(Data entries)
-- START --
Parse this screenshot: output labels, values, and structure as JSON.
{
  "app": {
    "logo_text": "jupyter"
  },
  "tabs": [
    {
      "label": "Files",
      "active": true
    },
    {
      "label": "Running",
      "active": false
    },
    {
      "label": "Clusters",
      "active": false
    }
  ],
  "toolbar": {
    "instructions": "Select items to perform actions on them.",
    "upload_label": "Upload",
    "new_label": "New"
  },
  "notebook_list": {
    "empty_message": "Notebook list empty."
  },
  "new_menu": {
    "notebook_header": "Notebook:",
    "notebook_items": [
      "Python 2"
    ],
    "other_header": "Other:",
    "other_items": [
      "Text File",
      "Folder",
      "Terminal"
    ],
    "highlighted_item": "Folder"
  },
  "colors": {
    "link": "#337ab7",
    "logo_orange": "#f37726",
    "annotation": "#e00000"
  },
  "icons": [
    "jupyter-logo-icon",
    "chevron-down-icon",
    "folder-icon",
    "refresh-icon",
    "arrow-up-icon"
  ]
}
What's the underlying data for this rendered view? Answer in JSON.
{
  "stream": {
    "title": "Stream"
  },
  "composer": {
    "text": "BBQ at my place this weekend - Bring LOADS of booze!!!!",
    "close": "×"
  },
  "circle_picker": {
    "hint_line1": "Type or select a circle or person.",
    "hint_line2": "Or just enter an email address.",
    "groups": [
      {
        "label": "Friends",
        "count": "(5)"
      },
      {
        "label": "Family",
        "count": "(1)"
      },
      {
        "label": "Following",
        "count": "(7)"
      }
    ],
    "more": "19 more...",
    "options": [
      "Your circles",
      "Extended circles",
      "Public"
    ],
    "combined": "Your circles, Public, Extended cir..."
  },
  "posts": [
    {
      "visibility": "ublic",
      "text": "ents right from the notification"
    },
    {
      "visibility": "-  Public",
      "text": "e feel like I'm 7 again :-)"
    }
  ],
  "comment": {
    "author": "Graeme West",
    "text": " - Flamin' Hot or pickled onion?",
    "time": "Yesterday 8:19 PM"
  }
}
-- END --
All of the material above needs to be copied exactly.

◆ COMPLETE RESPONSE ◆
Parse this screenshot: output labels, values, and structure as JSON.
{
  "app": {
    "logo_text": "jupyter"
  },
  "tabs": [
    {
      "label": "Files",
      "active": true
    },
    {
      "label": "Running",
      "active": false
    },
    {
      "label": "Clusters",
      "active": false
    }
  ],
  "toolbar": {
    "instructions": "Select items to perform actions on them.",
    "upload_label": "Upload",
    "new_label": "New"
  },
  "notebook_list": {
    "empty_message": "Notebook list empty."
  },
  "new_menu": {
    "notebook_header": "Notebook:",
    "notebook_items": [
      "Python 2"
    ],
    "other_header": "Other:",
    "other_items": [
      "Text File",
      "Folder",
      "Terminal"
    ],
    "highlighted_item": "Folder"
  },
  "colors": {
    "link": "#337ab7",
    "logo_orange": "#f37726",
    "annotation": "#e00000"
  },
  "icons": [
    "jupyter-logo-icon",
    "chevron-down-icon",
    "folder-icon",
    "refresh-icon",
    "arrow-up-icon"
  ]
}
What's the underlying data for this rendered view? Answer in JSON.
{
  "stream": {
    "title": "Stream"
  },
  "composer": {
    "text": "BBQ at my place this weekend - Bring LOADS of booze!!!!",
    "close": "×"
  },
  "circle_picker": {
    "hint_line1": "Type or select a circle or person.",
    "hint_line2": "Or just enter an email address.",
    "groups": [
      {
        "label": "Friends",
        "count": "(5)"
      },
      {
        "label": "Family",
        "count": "(1)"
      },
      {
        "label": "Following",
        "count": "(7)"
      }
    ],
    "more": "19 more...",
    "options": [
      "Your circles",
      "Extended circles",
      "Public"
    ],
    "combined": "Your circles, Public, Extended cir..."
  },
  "posts": [
    {
      "visibility": "ublic",
      "text": "ents right from the notification"
    },
    {
      "visibility": "-  Public",
      "text": "e feel like I'm 7 again :-)"
    }
  ],
  "comment": {
    "author": "Graeme West",
    "text": " - Flamin' Hot or pickled onion?",
    "time": "Yesterday 8:19 PM"
  }
}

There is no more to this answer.